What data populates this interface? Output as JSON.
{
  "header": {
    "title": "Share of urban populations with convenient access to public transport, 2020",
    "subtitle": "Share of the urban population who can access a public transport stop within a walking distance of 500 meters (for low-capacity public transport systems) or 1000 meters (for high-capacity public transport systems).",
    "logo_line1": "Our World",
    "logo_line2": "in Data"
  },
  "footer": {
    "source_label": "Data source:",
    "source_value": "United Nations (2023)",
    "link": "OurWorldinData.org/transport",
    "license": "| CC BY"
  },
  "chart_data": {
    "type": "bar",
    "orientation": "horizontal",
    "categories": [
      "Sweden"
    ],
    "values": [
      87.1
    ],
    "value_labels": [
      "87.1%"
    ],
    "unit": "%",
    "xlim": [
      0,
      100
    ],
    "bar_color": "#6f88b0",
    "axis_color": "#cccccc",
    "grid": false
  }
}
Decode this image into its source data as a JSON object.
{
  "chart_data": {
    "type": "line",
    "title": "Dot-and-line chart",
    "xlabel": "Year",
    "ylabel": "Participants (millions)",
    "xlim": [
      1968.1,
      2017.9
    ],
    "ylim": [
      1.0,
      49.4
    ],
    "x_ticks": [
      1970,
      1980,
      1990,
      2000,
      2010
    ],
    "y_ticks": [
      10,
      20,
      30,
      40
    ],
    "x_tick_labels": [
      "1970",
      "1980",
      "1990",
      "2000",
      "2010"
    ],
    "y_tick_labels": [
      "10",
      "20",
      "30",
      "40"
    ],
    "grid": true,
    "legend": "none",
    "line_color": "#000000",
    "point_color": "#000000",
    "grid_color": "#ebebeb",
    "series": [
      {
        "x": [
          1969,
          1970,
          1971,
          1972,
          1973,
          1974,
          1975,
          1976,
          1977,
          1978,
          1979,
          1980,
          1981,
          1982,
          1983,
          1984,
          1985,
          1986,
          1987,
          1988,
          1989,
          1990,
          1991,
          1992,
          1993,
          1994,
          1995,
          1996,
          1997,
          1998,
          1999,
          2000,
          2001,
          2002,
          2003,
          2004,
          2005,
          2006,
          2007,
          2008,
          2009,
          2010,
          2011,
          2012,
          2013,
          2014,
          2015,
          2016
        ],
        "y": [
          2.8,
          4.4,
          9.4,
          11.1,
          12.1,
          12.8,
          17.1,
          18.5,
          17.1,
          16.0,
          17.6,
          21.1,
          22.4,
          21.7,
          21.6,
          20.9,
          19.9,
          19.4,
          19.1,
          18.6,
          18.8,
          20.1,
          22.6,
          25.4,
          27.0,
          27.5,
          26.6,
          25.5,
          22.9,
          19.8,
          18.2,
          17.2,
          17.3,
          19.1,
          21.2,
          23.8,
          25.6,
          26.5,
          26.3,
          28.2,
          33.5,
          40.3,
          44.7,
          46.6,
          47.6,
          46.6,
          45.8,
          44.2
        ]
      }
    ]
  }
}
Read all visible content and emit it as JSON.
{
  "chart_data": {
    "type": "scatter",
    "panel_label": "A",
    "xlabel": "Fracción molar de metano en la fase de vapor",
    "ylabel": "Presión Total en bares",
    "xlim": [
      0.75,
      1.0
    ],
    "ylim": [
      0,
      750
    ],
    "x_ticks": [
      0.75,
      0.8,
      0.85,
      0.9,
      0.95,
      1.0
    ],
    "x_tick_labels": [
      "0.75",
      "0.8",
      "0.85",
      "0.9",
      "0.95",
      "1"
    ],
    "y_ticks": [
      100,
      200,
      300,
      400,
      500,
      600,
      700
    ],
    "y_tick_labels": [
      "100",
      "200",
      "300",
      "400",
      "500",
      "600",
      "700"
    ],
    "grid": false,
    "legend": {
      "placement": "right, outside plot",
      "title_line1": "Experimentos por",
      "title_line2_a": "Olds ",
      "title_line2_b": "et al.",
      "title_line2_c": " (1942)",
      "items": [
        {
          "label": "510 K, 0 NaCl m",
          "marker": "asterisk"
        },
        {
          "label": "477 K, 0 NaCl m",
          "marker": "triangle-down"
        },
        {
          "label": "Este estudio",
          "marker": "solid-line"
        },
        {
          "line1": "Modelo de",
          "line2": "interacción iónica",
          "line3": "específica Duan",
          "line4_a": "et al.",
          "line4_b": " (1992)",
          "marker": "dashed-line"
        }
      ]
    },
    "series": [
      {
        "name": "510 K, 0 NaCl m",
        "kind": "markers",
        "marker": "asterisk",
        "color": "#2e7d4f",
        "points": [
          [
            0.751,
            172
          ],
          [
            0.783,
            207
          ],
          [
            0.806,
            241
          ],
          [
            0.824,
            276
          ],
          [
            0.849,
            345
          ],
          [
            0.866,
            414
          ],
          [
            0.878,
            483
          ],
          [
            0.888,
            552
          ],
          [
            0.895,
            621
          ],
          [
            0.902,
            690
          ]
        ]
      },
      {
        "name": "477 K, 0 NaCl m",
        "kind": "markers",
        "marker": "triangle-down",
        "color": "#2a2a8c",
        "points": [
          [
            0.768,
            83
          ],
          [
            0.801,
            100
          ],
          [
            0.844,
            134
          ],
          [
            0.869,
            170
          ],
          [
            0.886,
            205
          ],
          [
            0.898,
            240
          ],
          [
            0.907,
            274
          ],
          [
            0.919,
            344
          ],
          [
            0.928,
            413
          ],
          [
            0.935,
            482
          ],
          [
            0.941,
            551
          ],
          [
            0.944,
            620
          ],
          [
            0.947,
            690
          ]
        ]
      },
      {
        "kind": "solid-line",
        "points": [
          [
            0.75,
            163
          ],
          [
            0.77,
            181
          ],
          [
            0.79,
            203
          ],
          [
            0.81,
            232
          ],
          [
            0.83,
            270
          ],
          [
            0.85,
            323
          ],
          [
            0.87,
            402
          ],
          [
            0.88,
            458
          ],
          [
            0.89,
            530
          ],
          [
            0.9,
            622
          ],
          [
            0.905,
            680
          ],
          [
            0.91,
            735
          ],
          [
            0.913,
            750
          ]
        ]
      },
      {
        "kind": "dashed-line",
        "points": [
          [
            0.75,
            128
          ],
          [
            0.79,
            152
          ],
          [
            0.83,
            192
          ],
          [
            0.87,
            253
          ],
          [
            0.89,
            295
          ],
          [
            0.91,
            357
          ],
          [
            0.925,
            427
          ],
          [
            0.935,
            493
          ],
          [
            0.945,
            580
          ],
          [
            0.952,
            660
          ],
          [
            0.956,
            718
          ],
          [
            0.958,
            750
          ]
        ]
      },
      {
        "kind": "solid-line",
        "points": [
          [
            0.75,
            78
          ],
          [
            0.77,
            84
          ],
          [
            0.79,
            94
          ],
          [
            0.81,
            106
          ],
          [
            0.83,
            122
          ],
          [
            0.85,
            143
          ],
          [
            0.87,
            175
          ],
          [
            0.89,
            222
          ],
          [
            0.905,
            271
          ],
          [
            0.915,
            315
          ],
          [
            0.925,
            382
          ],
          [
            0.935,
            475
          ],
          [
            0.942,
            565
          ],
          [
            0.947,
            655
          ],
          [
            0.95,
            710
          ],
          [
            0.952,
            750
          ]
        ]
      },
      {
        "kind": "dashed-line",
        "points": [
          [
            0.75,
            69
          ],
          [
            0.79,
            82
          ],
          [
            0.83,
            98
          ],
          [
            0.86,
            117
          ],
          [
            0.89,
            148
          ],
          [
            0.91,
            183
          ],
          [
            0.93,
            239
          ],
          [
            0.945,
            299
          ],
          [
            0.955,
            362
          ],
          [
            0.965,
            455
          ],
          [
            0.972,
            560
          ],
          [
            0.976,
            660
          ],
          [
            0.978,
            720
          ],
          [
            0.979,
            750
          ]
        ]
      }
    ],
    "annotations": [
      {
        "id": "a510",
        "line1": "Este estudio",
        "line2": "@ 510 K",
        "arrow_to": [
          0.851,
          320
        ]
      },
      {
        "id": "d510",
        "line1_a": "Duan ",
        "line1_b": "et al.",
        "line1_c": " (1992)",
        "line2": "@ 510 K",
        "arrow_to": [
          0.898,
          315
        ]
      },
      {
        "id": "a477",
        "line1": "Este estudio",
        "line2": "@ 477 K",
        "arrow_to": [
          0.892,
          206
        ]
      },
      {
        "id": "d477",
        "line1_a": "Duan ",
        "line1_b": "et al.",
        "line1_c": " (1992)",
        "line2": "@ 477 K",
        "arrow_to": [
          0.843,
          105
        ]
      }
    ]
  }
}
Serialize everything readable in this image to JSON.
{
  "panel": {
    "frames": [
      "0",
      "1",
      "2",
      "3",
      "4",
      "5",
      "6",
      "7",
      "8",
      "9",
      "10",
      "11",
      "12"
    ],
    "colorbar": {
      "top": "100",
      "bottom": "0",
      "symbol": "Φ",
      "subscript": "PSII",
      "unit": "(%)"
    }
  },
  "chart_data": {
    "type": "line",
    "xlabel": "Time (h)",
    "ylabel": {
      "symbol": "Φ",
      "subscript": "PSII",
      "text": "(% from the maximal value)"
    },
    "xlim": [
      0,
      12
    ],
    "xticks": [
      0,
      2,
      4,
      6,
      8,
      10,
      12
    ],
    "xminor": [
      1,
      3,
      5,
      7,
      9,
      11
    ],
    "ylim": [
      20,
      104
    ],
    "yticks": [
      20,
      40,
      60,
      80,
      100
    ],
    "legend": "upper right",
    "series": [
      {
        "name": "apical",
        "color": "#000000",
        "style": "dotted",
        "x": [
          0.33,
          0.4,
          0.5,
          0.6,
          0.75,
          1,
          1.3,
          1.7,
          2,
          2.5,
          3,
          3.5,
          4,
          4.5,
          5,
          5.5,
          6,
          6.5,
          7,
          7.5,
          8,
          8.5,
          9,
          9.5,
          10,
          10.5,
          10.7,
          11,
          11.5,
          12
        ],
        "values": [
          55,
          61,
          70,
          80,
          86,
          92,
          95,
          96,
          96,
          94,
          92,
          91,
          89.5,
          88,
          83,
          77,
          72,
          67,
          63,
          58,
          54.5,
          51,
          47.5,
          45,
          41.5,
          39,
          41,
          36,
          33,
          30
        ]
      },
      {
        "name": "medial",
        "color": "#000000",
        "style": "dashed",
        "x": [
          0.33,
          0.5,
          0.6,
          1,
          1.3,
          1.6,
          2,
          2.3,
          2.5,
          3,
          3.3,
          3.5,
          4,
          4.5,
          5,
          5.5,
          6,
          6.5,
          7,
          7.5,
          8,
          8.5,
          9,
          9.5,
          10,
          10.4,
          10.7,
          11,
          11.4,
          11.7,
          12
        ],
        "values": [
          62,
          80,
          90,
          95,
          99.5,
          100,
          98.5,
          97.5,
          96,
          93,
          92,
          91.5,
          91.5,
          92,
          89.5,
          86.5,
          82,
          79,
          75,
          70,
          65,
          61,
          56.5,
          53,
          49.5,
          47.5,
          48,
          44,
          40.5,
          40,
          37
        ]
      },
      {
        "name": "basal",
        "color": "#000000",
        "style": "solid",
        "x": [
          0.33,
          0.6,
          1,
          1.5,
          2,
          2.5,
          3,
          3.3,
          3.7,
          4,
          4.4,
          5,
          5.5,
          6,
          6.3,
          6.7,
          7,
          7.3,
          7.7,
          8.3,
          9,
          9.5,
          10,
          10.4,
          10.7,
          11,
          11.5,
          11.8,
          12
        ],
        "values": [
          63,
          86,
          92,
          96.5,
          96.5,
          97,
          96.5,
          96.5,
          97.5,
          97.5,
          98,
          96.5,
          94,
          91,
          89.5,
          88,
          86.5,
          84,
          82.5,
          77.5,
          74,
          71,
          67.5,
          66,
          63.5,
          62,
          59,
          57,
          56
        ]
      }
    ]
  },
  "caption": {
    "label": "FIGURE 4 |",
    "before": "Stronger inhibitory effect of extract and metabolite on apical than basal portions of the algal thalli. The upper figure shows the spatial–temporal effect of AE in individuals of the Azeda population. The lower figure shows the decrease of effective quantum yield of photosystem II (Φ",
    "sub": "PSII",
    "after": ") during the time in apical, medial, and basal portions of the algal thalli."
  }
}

--- STATED GOAL ---
Working from the entries above, return all lines that contain "solid".

--- RESULT OF THE EXERCISE ---
          "marker": "solid-line"
        "kind": "solid-line",
        "kind": "solid-line",
        "style": "solid",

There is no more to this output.